DATASET RECORDS
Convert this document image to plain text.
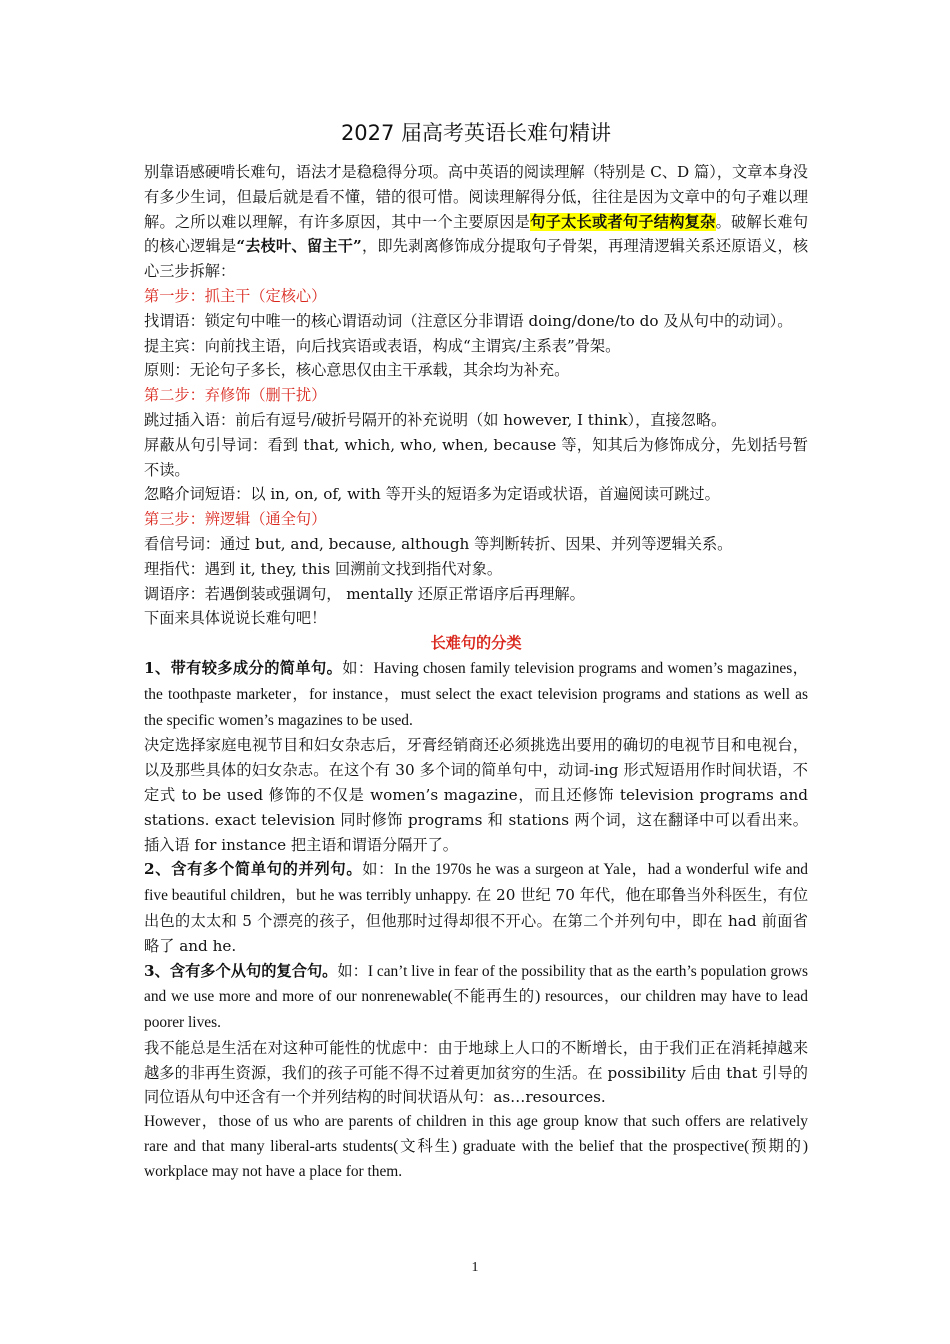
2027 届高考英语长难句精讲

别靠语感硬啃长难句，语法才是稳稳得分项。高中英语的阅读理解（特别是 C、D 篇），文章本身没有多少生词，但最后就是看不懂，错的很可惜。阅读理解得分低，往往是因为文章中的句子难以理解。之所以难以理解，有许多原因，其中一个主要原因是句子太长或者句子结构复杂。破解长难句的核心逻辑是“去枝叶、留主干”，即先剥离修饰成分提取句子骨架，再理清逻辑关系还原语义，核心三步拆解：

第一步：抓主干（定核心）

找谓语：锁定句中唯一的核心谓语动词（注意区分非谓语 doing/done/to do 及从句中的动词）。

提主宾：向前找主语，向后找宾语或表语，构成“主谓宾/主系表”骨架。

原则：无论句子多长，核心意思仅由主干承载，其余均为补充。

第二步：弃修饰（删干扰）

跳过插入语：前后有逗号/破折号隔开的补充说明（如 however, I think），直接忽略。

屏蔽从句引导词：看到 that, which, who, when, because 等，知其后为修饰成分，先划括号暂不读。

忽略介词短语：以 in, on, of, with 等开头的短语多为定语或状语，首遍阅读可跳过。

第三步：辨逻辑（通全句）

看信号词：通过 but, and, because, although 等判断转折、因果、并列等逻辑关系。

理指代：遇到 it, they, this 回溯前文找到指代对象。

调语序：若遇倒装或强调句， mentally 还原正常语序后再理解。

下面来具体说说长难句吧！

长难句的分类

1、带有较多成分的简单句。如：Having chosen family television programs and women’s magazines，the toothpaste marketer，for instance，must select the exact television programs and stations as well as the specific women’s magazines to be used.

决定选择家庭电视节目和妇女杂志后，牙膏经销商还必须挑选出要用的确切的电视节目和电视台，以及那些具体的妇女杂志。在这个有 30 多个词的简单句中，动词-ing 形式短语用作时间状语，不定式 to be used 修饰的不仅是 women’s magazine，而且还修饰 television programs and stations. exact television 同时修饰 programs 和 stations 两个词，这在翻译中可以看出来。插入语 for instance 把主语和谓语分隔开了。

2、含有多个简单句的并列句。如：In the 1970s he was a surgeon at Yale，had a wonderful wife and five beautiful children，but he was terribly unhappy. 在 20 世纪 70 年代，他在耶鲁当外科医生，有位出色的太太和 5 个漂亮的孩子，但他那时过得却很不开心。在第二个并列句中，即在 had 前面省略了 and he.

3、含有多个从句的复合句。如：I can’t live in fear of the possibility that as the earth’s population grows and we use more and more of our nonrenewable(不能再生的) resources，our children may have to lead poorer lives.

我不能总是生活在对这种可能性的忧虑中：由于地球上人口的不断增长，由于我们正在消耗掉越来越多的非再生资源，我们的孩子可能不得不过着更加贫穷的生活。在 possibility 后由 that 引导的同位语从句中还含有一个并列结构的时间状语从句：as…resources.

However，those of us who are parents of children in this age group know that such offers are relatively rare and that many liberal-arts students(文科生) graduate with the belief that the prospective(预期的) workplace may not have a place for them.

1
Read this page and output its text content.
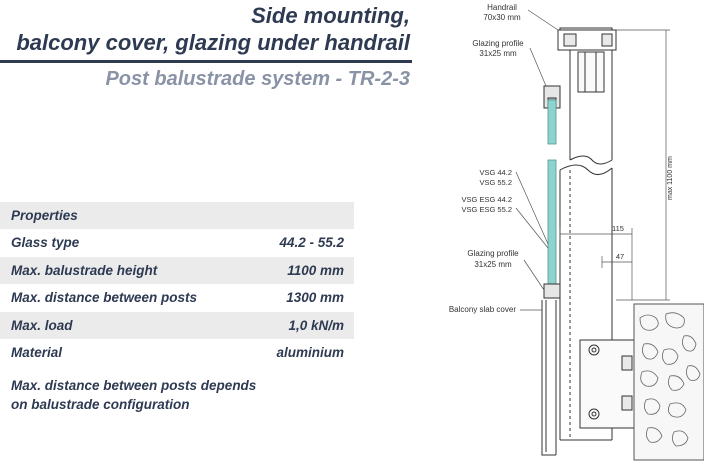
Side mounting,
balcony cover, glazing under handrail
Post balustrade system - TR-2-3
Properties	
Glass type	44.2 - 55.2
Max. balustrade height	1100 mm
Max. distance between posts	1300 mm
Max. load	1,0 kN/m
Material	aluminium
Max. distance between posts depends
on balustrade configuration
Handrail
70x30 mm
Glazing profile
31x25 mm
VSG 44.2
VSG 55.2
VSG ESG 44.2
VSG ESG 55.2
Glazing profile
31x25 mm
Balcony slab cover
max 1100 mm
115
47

JOB
List all lines holding the string "that".

THE COMPLETED TASK
屏蔽从句引导词：看到 that, which, who, when, because 等，知其后为修饰成分，先划括号暂不读。
3、含有多个从句的复合句。如：I can’t live in fear of the possibility that as the earth’s population grows and we use more and more of our nonrenewable(不能再生的) resources，our children may have to lead poorer lives.
我不能总是生活在对这种可能性的忧虑中：由于地球上人口的不断增长，由于我们正在消耗掉越来越多的非再生资源，我们的孩子可能不得不过着更加贫穷的生活。在 possibility 后由 that 引导的同位语从句中还含有一个并列结构的时间状语从句：as…resources.
However，those of us who are parents of children in this age group know that such offers are relatively rare and that many liberal-arts students(文科生) graduate with the belief that the prospective(预期的) workplace may not have a place for them.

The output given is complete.